• Records supplied:
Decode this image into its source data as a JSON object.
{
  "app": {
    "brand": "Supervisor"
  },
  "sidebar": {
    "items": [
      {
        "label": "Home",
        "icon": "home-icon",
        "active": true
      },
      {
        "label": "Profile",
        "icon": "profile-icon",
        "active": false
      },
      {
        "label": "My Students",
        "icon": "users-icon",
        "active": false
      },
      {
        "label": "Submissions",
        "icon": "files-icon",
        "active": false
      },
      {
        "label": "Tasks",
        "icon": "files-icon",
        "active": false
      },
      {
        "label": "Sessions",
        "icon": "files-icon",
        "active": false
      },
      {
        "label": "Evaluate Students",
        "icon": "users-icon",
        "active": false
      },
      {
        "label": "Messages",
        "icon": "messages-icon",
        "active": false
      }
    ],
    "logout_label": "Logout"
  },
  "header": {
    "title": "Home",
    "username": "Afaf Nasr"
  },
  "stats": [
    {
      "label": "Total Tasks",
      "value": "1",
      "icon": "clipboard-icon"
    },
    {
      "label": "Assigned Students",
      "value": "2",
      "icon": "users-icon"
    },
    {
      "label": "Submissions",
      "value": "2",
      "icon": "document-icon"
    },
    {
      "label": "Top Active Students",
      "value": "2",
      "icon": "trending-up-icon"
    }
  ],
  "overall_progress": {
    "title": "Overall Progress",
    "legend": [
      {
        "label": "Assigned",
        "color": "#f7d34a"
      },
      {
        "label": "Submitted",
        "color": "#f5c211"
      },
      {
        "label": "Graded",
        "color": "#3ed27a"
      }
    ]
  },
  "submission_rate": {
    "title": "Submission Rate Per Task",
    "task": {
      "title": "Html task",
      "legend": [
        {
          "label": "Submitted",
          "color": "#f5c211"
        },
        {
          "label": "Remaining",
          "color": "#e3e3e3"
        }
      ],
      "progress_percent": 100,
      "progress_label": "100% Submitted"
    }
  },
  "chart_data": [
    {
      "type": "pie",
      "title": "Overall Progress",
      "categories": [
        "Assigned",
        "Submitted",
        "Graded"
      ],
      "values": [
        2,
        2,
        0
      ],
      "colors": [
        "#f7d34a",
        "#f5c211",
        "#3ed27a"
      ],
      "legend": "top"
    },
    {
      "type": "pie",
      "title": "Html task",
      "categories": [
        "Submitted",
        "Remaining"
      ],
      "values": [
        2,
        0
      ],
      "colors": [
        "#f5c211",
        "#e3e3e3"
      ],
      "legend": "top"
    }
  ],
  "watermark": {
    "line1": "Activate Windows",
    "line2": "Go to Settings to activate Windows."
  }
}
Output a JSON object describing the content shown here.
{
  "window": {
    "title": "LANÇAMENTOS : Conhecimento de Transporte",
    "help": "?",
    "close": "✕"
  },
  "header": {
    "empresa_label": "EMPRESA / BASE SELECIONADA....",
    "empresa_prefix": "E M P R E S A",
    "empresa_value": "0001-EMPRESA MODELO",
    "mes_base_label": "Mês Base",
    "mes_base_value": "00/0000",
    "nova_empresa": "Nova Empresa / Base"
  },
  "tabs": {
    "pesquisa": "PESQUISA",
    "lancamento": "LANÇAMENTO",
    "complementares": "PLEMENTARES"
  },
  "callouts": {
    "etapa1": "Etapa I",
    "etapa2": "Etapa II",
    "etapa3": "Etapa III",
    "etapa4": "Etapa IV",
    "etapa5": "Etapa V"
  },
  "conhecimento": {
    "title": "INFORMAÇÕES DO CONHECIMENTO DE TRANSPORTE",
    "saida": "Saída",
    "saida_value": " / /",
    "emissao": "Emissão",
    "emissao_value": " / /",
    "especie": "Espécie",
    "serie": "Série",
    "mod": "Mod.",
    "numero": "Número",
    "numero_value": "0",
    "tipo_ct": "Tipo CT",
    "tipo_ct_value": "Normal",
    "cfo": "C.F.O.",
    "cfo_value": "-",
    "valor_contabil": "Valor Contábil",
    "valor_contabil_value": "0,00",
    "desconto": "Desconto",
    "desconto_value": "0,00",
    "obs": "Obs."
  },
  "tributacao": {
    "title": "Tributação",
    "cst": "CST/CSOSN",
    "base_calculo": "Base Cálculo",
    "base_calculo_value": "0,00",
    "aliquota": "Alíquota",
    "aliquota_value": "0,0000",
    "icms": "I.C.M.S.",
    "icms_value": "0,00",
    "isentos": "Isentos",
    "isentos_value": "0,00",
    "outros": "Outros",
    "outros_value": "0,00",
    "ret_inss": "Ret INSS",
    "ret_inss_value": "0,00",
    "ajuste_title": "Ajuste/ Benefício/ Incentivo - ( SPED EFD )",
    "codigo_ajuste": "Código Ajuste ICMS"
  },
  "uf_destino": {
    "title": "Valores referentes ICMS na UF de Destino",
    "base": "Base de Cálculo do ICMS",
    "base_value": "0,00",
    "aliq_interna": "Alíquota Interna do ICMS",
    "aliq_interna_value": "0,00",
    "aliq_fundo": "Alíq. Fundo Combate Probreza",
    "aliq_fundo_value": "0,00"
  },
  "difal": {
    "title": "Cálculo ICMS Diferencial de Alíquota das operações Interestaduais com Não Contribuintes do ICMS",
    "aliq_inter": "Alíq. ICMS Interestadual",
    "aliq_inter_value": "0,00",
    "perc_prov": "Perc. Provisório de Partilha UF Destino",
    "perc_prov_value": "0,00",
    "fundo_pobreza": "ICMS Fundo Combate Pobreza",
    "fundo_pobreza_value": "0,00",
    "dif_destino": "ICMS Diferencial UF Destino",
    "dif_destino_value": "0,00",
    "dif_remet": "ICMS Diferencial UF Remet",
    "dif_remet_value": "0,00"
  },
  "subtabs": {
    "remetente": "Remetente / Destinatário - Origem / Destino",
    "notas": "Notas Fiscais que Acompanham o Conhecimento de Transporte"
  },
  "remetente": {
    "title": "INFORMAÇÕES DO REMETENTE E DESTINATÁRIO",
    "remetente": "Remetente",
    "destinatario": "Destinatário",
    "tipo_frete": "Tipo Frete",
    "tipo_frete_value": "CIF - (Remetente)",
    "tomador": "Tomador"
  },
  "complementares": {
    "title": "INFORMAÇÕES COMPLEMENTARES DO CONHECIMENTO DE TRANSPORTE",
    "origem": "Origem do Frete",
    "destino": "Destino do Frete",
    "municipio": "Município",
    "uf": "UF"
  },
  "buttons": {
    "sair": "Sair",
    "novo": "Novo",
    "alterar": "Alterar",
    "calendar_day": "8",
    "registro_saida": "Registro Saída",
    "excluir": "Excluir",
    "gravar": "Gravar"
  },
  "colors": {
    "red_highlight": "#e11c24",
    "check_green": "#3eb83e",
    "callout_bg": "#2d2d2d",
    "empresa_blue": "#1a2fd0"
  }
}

• Aim of the exercise: Count every line bearing the word "Alíquota"; report the total only.

• Answer to the task: 3